**Exercise requirements:**
Find each line containing the string "Real". Copy it.

────

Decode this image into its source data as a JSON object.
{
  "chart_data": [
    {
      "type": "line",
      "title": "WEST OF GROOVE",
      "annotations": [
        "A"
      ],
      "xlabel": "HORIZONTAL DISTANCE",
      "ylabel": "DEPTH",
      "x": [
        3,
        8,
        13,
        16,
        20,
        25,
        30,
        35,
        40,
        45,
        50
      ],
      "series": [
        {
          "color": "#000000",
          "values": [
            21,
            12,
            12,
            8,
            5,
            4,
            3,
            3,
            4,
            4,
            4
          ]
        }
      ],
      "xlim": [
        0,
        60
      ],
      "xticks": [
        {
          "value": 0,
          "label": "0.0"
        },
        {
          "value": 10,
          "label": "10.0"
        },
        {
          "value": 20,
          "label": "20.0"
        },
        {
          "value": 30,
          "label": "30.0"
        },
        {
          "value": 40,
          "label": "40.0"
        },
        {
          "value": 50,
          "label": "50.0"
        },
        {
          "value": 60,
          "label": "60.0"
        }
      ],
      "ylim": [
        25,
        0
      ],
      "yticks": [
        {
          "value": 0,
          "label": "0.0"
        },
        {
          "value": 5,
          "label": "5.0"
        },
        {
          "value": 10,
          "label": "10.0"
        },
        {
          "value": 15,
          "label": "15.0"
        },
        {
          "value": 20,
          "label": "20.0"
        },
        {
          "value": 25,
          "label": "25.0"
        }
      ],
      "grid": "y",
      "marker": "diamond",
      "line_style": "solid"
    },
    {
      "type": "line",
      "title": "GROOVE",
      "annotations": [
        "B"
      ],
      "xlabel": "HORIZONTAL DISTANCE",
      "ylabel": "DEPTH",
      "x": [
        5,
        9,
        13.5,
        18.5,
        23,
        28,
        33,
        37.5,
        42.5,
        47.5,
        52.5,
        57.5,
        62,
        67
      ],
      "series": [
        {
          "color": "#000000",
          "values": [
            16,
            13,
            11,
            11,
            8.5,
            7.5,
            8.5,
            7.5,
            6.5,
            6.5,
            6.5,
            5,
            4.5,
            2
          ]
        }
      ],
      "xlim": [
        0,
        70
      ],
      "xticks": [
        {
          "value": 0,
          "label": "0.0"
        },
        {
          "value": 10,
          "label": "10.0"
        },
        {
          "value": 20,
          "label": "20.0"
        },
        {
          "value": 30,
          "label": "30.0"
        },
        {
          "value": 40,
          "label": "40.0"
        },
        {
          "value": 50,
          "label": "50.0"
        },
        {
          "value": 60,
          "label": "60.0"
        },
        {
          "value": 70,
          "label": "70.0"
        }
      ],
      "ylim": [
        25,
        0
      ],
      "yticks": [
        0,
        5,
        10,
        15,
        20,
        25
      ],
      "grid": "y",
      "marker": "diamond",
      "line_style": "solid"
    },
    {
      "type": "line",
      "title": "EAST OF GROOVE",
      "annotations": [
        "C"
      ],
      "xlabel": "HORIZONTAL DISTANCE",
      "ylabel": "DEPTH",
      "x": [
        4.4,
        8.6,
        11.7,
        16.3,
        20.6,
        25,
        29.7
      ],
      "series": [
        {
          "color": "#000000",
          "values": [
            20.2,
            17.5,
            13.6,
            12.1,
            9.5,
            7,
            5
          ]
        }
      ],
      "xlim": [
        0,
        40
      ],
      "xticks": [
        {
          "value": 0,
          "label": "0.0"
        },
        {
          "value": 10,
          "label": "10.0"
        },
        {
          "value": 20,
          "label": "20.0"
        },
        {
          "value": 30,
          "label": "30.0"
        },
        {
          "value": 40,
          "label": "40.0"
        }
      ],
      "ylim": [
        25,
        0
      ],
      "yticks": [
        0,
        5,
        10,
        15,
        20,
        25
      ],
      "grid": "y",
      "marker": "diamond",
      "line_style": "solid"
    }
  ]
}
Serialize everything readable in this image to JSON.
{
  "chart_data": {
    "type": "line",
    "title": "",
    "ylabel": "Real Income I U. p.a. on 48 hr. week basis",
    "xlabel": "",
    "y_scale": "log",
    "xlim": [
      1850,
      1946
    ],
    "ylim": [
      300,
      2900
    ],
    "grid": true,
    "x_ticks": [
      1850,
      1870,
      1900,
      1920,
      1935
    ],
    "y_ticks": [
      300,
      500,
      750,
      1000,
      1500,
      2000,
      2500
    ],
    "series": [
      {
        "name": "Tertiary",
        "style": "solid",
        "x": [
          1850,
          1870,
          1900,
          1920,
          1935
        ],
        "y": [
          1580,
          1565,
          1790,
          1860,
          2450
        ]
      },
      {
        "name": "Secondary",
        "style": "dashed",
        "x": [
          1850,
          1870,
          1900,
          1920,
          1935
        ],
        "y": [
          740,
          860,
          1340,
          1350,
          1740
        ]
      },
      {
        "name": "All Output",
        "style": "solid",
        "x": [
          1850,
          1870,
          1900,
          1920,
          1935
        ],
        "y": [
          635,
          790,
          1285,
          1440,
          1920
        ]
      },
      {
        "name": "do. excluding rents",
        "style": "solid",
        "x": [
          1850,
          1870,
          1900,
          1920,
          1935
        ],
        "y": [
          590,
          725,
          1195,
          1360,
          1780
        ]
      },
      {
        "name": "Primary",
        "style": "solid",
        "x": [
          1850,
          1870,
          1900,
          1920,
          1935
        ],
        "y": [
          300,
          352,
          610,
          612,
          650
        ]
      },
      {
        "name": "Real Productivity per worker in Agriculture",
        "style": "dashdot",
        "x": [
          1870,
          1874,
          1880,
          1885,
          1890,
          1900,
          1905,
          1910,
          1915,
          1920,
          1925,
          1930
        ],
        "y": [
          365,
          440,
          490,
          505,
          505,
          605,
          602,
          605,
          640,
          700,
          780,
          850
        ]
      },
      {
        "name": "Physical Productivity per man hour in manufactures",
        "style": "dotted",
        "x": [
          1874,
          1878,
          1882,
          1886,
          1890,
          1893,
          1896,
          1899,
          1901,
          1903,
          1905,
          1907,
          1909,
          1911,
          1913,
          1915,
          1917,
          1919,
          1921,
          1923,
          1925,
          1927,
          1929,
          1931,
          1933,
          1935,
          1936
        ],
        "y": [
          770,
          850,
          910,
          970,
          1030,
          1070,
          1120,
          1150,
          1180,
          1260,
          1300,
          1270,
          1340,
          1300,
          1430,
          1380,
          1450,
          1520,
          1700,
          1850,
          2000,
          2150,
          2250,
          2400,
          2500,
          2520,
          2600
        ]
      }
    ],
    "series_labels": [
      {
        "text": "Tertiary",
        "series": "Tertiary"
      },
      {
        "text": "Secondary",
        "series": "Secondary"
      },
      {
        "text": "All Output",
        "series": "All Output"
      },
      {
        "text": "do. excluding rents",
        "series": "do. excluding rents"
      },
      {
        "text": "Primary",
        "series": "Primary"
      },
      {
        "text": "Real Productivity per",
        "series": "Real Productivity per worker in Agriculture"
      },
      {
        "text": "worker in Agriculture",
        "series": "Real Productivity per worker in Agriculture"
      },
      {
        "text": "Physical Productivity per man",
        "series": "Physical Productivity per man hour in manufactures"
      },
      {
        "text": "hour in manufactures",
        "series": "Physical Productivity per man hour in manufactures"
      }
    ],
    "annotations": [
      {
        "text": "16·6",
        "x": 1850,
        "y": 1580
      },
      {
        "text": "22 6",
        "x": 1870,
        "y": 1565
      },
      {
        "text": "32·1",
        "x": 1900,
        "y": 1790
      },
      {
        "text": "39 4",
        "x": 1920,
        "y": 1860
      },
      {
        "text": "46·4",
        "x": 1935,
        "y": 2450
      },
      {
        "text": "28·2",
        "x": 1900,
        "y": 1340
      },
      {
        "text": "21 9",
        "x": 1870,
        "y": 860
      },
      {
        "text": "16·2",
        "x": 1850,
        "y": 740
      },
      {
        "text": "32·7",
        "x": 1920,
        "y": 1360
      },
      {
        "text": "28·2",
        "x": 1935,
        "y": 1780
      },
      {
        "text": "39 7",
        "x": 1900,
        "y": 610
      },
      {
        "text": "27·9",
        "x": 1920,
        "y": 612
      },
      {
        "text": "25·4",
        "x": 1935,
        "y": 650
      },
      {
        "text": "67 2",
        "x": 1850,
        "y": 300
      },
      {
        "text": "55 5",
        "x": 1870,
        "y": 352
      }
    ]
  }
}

────

**Task answer:**
    "ylabel": "Real Income I U. p.a. on 48 hr. week basis",
        "name": "Real Productivity per worker in Agriculture",
        "text": "Real Productivity per",
        "series": "Real Productivity per worker in Agriculture"
        "series": "Real Productivity per worker in Agriculture"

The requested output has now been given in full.